[Exercise]
Look for "Данте" in each line of the entries, and return the matching lines.

[Records contained in a dataset]
··········

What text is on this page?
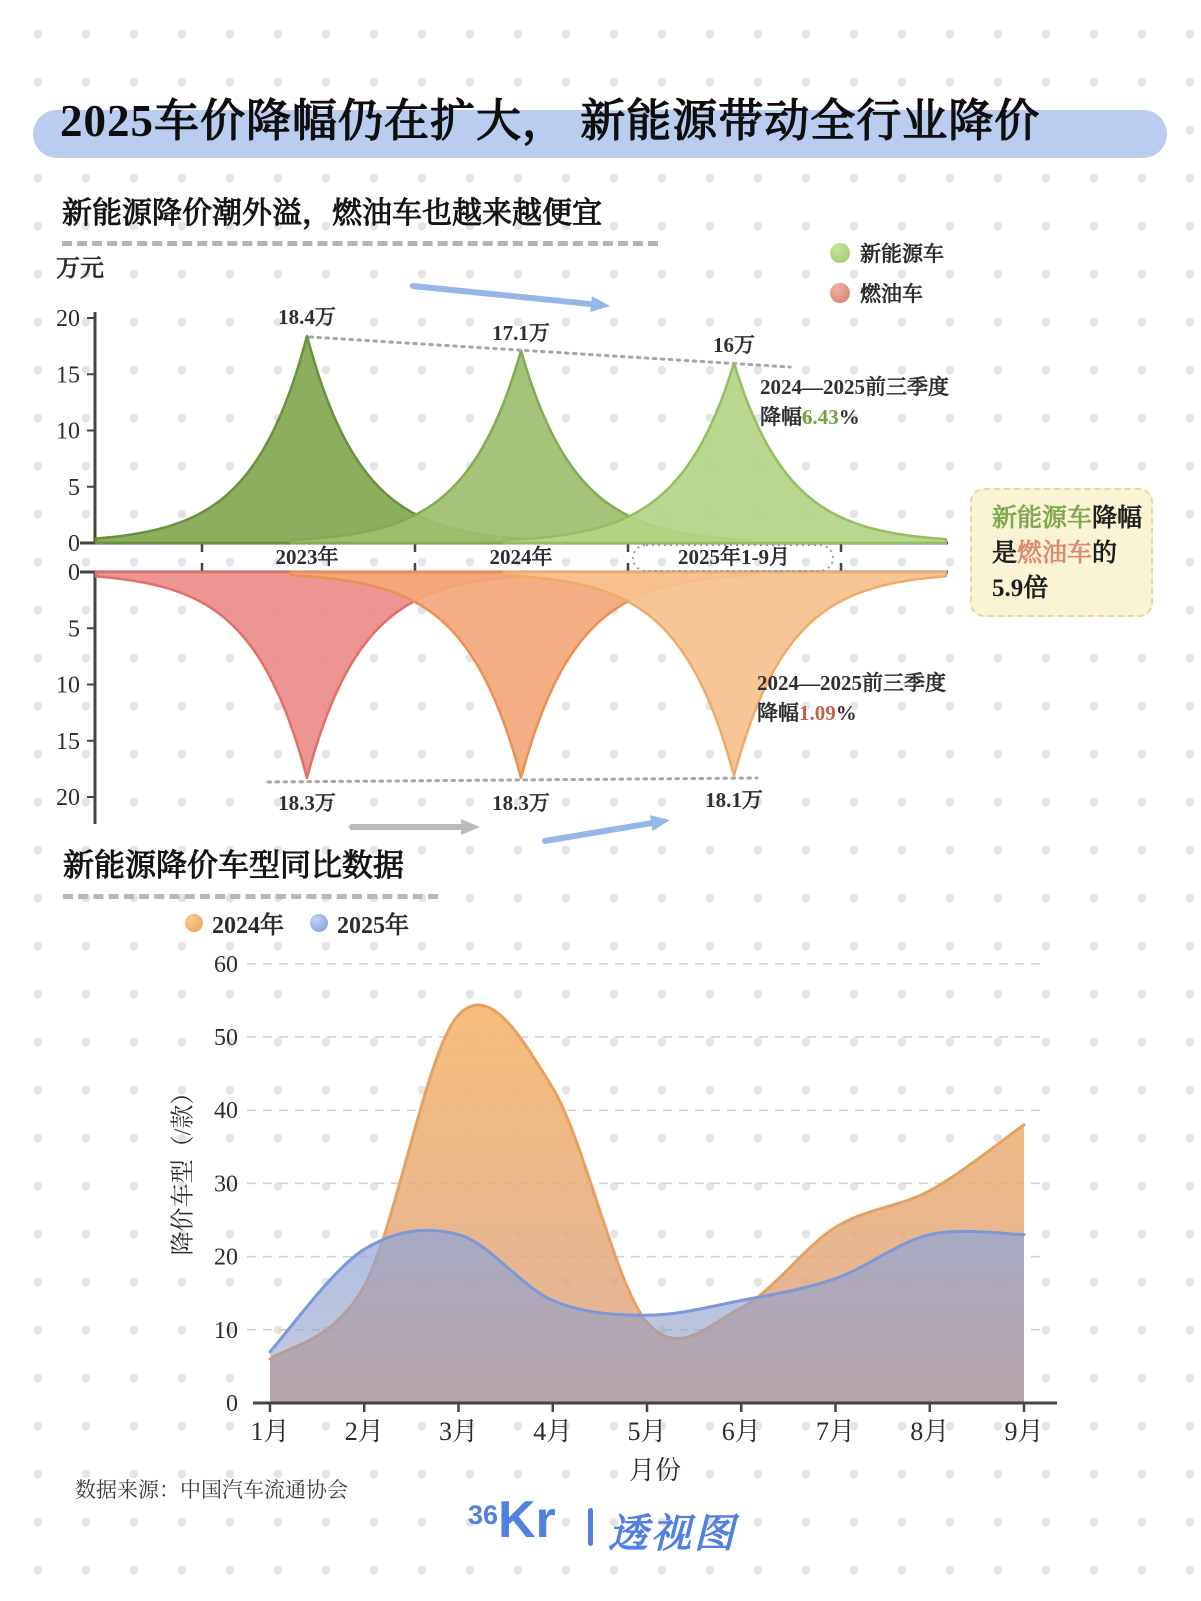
2025车价降幅仍在扩大， 新能源带动全行业降价
新能源降价潮外溢，燃油车也越来越便宜
万元
新能源车
燃油车
20
15
10
5
0
0
5
10
15
20
18.4万
17.1万	16万
18.3万	18.3万	18.1万
2023年	2024年	2025年1-9月
0
10
20
30
40
50
60
1月 2月 3月 4月 5月 6月 7月 8月 9月
2024—2025前三季度
降幅6.43%
2024—2025前三季度
降幅1.09%
新能源车降幅
是燃油车的
5.9倍
新能源降价车型同比数据
2024年 2025年
降价车型（/款）
月份
数据来源：中国汽车流通协会
36 Kr 透视图
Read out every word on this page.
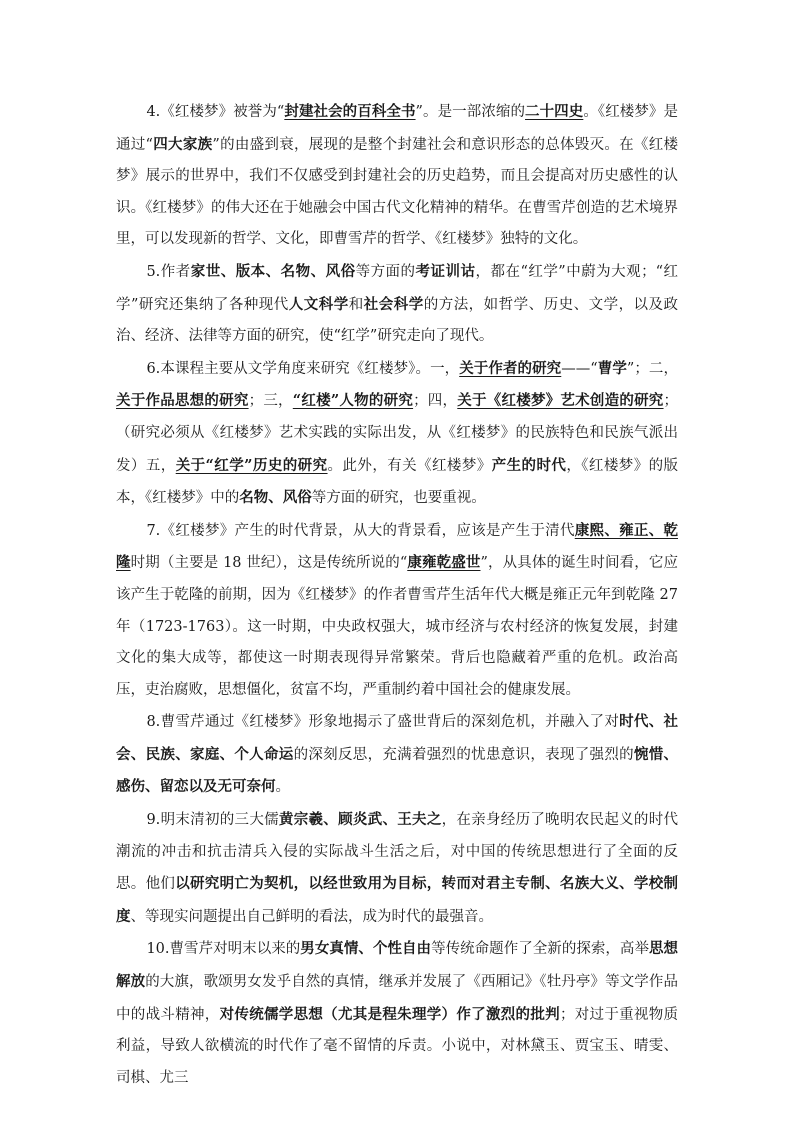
4.《红楼梦》被誉为“封建社会的百科全书”。是一部浓缩的二十四史。《红楼梦》是通过“四大家族”的由盛到衰，展现的是整个封建社会和意识形态的总体毁灭。在《红楼梦》展示的世界中，我们不仅感受到封建社会的历史趋势，而且会提高对历史感性的认识。《红楼梦》的伟大还在于她融会中国古代文化精神的精华。在曹雪芹创造的艺术境界里，可以发现新的哲学、文化，即曹雪芹的哲学、《红楼梦》独特的文化。

5.作者家世、版本、名物、风俗等方面的考证训诂，都在“红学”中蔚为大观；“红学”研究还集纳了各种现代人文科学和社会科学的方法，如哲学、历史、文学，以及政治、经济、法律等方面的研究，使“红学”研究走向了现代。

6.本课程主要从文学角度来研究《红楼梦》。一，关于作者的研究——“曹学”；二，关于作品思想的研究；三，“红楼”人物的研究；四，关于《红楼梦》艺术创造的研究；（研究必须从《红楼梦》艺术实践的实际出发，从《红楼梦》的民族特色和民族气派出发）五，关于“红学”历史的研究。此外，有关《红楼梦》产生的时代，《红楼梦》的版本，《红楼梦》中的名物、风俗等方面的研究，也要重视。

7.《红楼梦》产生的时代背景，从大的背景看，应该是产生于清代康熙、雍正、乾隆时期（主要是 18 世纪），这是传统所说的“康雍乾盛世”，从具体的诞生时间看，它应该产生于乾隆的前期，因为《红楼梦》的作者曹雪芹生活年代大概是雍正元年到乾隆 27 年（1723-1763）。这一时期，中央政权强大，城市经济与农村经济的恢复发展，封建文化的集大成等，都使这一时期表现得异常繁荣。背后也隐藏着严重的危机。政治高压，吏治腐败，思想僵化，贫富不均，严重制约着中国社会的健康发展。

8.曹雪芹通过《红楼梦》形象地揭示了盛世背后的深刻危机，并融入了对时代、社会、民族、家庭、个人命运的深刻反思，充满着强烈的忧患意识，表现了强烈的惋惜、感伤、留恋以及无可奈何。

9.明末清初的三大儒黄宗羲、顾炎武、王夫之，在亲身经历了晚明农民起义的时代潮流的冲击和抗击清兵入侵的实际战斗生活之后，对中国的传统思想进行了全面的反思。他们以研究明亡为契机，以经世致用为目标，转而对君主专制、名族大义、学校制度、等现实问题提出自己鲜明的看法，成为时代的最强音。

10.曹雪芹对明末以来的男女真情、个性自由等传统命题作了全新的探索，高举思想解放的大旗，歌颂男女发乎自然的真情，继承并发展了《西厢记》《牡丹亭》等文学作品中的战斗精神，对传统儒学思想（尤其是程朱理学）作了激烈的批判；对过于重视物质利益，导致人欲横流的时代作了毫不留情的斥责。小说中，对林黛玉、贾宝玉、晴雯、司棋、尤三
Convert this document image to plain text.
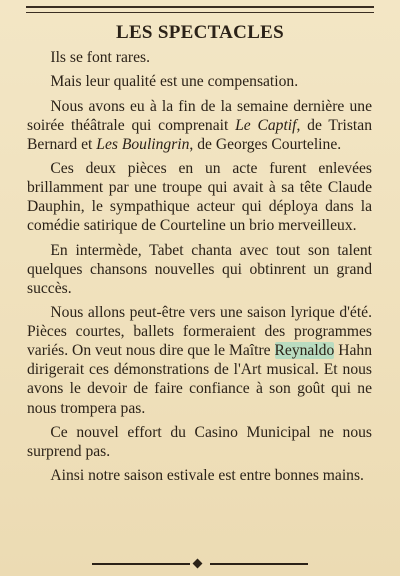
LES SPECTACLES

Ils se font rares.

Mais leur qualité est une compensation.

Nous avons eu à la fin de la semaine dernière une soirée théâtrale qui comprenait Le Captif, de Tristan Bernard et Les Boulingrin, de Georges Courteline.

Ces deux pièces en un acte furent enlevées brillamment par une troupe qui avait à sa tête Claude Dauphin, le sympathique acteur qui déploya dans la comédie satirique de Courteline un brio merveilleux.

En intermède, Tabet chanta avec tout son talent quelques chansons nouvelles qui obtinrent un grand succès.

Nous allons peut-être vers une saison lyrique d'été. Pièces courtes, ballets formeraient des programmes variés. On veut nous dire que le Maître Reynaldo Hahn dirigerait ces démonstrations de l'Art musical. Et nous avons le devoir de faire confiance à son goût qui ne nous trompera pas.

Ce nouvel effort du Casino Municipal ne nous surprend pas.

Ainsi notre saison estivale est entre bonnes mains.
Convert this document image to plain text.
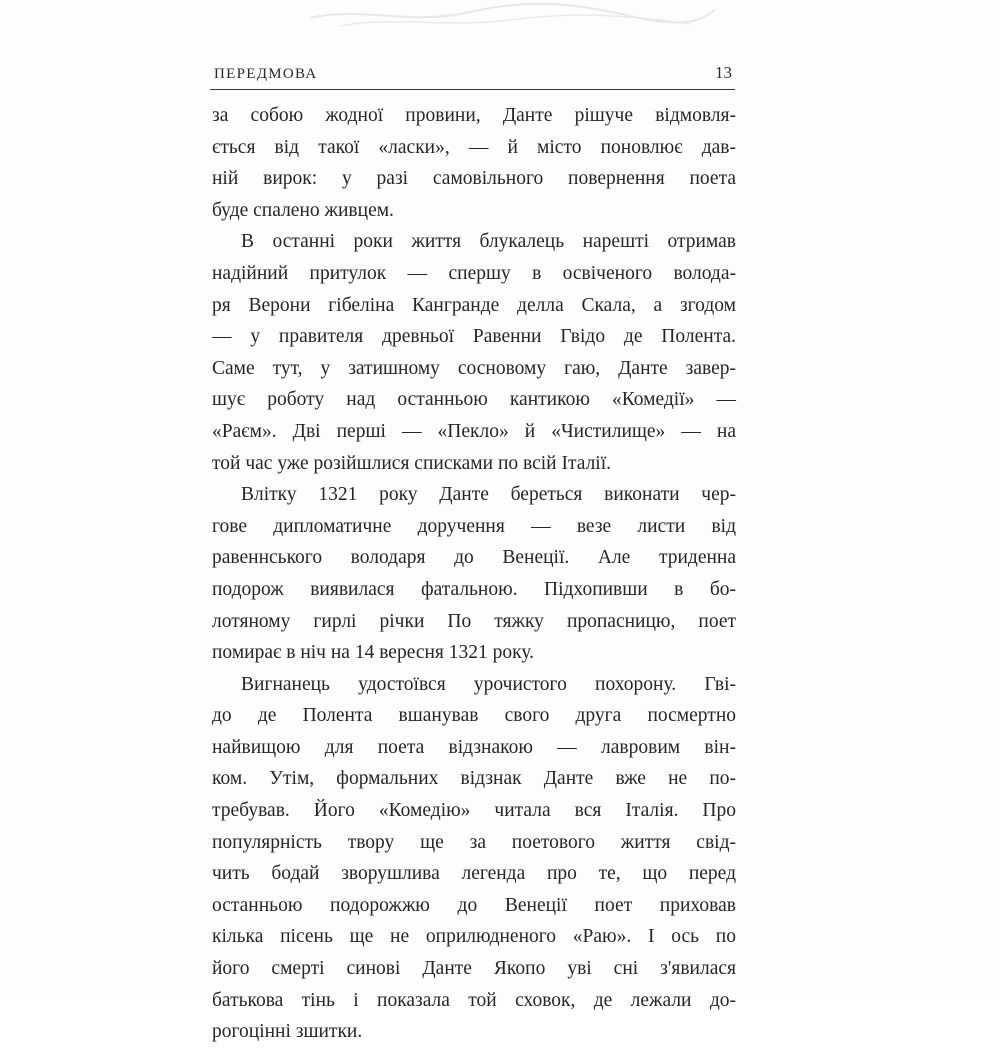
ПЕРЕДМОВА	13

за собою жодної провини, Данте рішуче відмовля-
ється від такої «ласки», — й місто поновлює дав-
ній вирок: у разі самовільного повернення поета
буде спалено живцем.

В останні роки життя блукалець нарешті отримав
надійний притулок — спершу в освіченого волода-
ря Верони гібеліна Кангранде делла Скала, а згодом
— у правителя древньої Равенни Гвідо де Полента.
Саме тут, у затишному сосновому гаю, Данте завер-
шує роботу над останньою кантикою «Комедії» —
«Раєм». Дві перші — «Пекло» й «Чистилище» — на
той час уже розійшлися списками по всій Італії.

Влітку 1321 року Данте береться виконати чер-
гове дипломатичне доручення — везе листи від
равеннського володаря до Венеції. Але триденна
подорож виявилася фатальною. Підхопивши в бо-
лотяному гирлі річки По тяжку пропасницю, поет
помирає в ніч на 14 вересня 1321 року.

Вигнанець удостоївся урочистого похорону. Гві-
до де Полента вшанував свого друга посмертно
найвищою для поета відзнакою — лавровим він-
ком. Утім, формальних відзнак Данте вже не по-
требував. Його «Комедію» читала вся Італія. Про
популярність твору ще за поетового життя свід-
чить бодай зворушлива легенда про те, що перед
останньою подорожжю до Венеції поет приховав
кілька пісень ще не оприлюдненого «Раю». І ось по
його смерті синові Данте Якопо уві сні з'явилася
батькова тінь і показала той сховок, де лежали до-
рогоцінні зшитки.
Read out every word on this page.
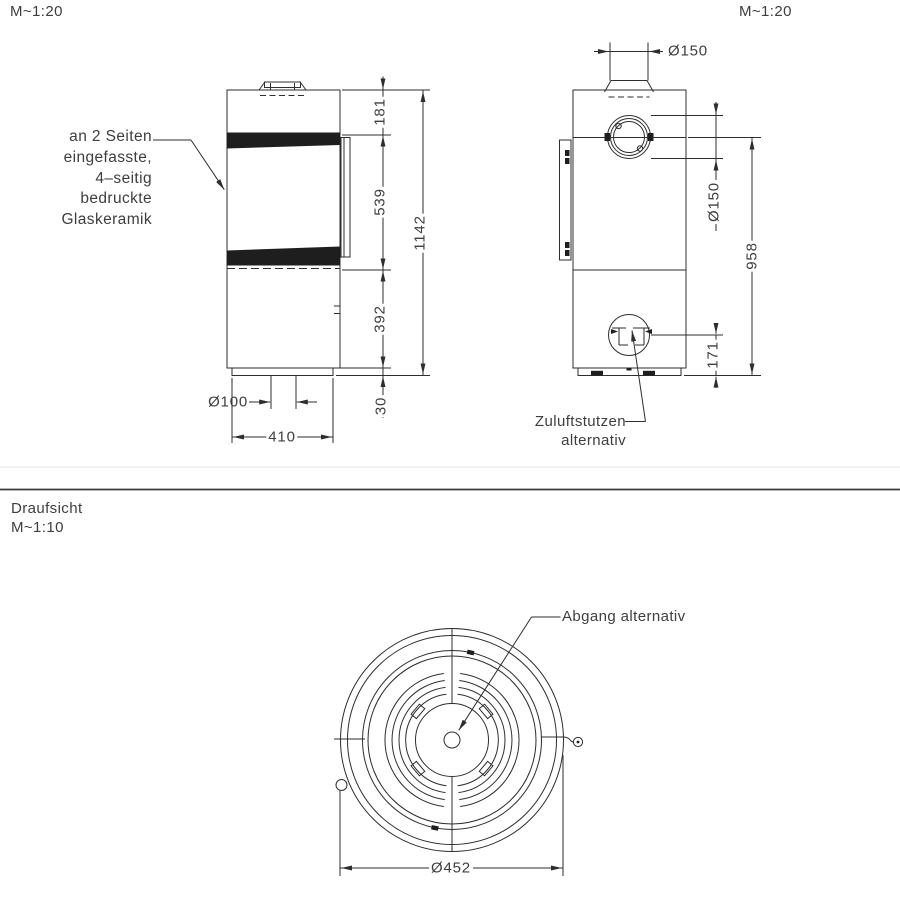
M~1:20	M~1:20
an 2 Seiten
eingefasste,
4–seitig
bedruckte
Glaskeramik
181
539
392
30
1142
Ø100
410
Ø150
Ø150
958
171
Zuluftstutzen
alternativ
Draufsicht
M~1:10
Abgang alternativ
Ø452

··········

[Response to this task]
за собою жодної провини, Данте рішуче відмовля-
Саме тут, у затишному сосновому гаю, Данте завер-
Влітку 1321 року Данте береться виконати чер-
ком. Утім, формальних відзнак Данте вже не по-
його смерті синові Данте Якопо уві сні з'явилася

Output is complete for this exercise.